- [GIVEN RECORDS]:
━━━━━━━━━━━━━━━━━━━━━━━━━━━━━━

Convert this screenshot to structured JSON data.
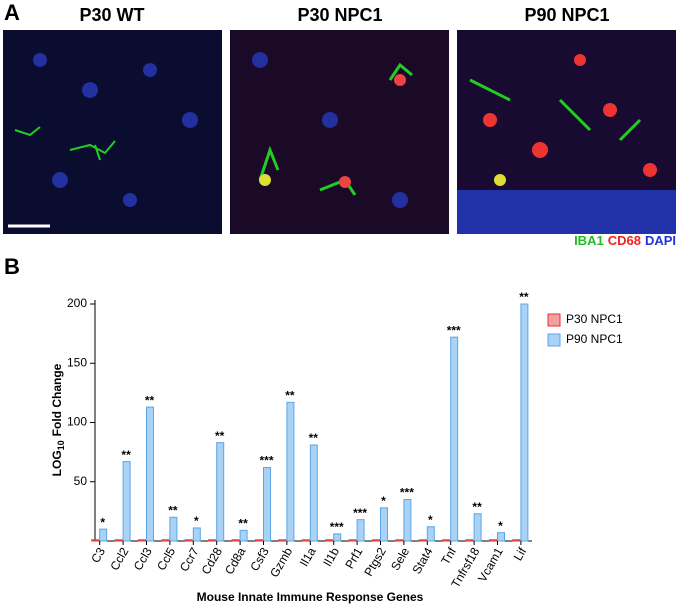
{
  "panel_a": {
    "letter": "A",
    "titles": [
      "P30 WT",
      "P30 NPC1",
      "P90 NPC1"
    ],
    "stains": [
      {
        "name": "IBA1",
        "color": "#22bb22"
      },
      {
        "name": "CD68",
        "color": "#ee2222"
      },
      {
        "name": "DAPI",
        "color": "#2233dd"
      }
    ]
  },
  "chart_data": {
    "type": "bar",
    "letter": "B",
    "ylabel": {
      "main": "LOG",
      "sub": "10",
      "rest": "Fold Change"
    },
    "xlabel": "Mouse Innate Immune Response Genes",
    "categories": [
      "C3",
      "Ccl2",
      "Ccl3",
      "Ccl5",
      "Ccr7",
      "Cd28",
      "Cd8a",
      "Csf3",
      "Gzmb",
      "Il1a",
      "Il1b",
      "Prf1",
      "Ptgs2",
      "Sele",
      "Stat4",
      "Tnf",
      "Tnfrsf18",
      "Vcam1",
      "Lif"
    ],
    "series": [
      {
        "name": "P30 NPC1",
        "color": "#f4a0a0",
        "stroke": "#e03030",
        "values": [
          1,
          1,
          1,
          1,
          1,
          1,
          1,
          1,
          1,
          1,
          1,
          1,
          1,
          1,
          1,
          1,
          1,
          1,
          1
        ]
      },
      {
        "name": "P90 NPC1",
        "color": "#a9d2f5",
        "stroke": "#5aa6e8",
        "values": [
          10,
          67,
          113,
          20,
          11,
          83,
          9,
          62,
          117,
          81,
          6,
          18,
          28,
          35,
          12,
          172,
          23,
          7,
          200
        ]
      }
    ],
    "significance": [
      "*",
      "**",
      "**",
      "**",
      "*",
      "**",
      "**",
      "***",
      "**",
      "**",
      "***",
      "***",
      "*",
      "***",
      "*",
      "***",
      "**",
      "*",
      "**"
    ],
    "ylim": [
      0,
      200
    ],
    "yticks": [
      50,
      100,
      150,
      200
    ]
  }
}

━━━━━━━━━━━━━━━━━━━━━━━━━━━━━━

- [WORK REQUIRED]:
Return every line above verbatim, pictures excluded.

- [SOLVED EXERCISE]:
Convert this screenshot to structured JSON data.
{
  "panel_a": {
    "letter": "A",
    "titles": [
      "P30 WT",
      "P30 NPC1",
      "P90 NPC1"
    ],
    "stains": [
      {
        "name": "IBA1",
        "color": "#22bb22"
      },
      {
        "name": "CD68",
        "color": "#ee2222"
      },
      {
        "name": "DAPI",
        "color": "#2233dd"
      }
    ]
  },
  "chart_data": {
    "type": "bar",
    "letter": "B",
    "ylabel": {
      "main": "LOG",
      "sub": "10",
      "rest": "Fold Change"
    },
    "xlabel": "Mouse Innate Immune Response Genes",
    "categories": [
      "C3",
      "Ccl2",
      "Ccl3",
      "Ccl5",
      "Ccr7",
      "Cd28",
      "Cd8a",
      "Csf3",
      "Gzmb",
      "Il1a",
      "Il1b",
      "Prf1",
      "Ptgs2",
      "Sele",
      "Stat4",
      "Tnf",
      "Tnfrsf18",
      "Vcam1",
      "Lif"
    ],
    "series": [
      {
        "name": "P30 NPC1",
        "color": "#f4a0a0",
        "stroke": "#e03030",
        "values": [
          1,
          1,
          1,
          1,
          1,
          1,
          1,
          1,
          1,
          1,
          1,
          1,
          1,
          1,
          1,
          1,
          1,
          1,
          1
        ]
      },
      {
        "name": "P90 NPC1",
        "color": "#a9d2f5",
        "stroke": "#5aa6e8",
        "values": [
          10,
          67,
          113,
          20,
          11,
          83,
          9,
          62,
          117,
          81,
          6,
          18,
          28,
          35,
          12,
          172,
          23,
          7,
          200
        ]
      }
    ],
    "significance": [
      "*",
      "**",
      "**",
      "**",
      "*",
      "**",
      "**",
      "***",
      "**",
      "**",
      "***",
      "***",
      "*",
      "***",
      "*",
      "***",
      "**",
      "*",
      "**"
    ],
    "ylim": [
      0,
      200
    ],
    "yticks": [
      50,
      100,
      150,
      200
    ]
  }
}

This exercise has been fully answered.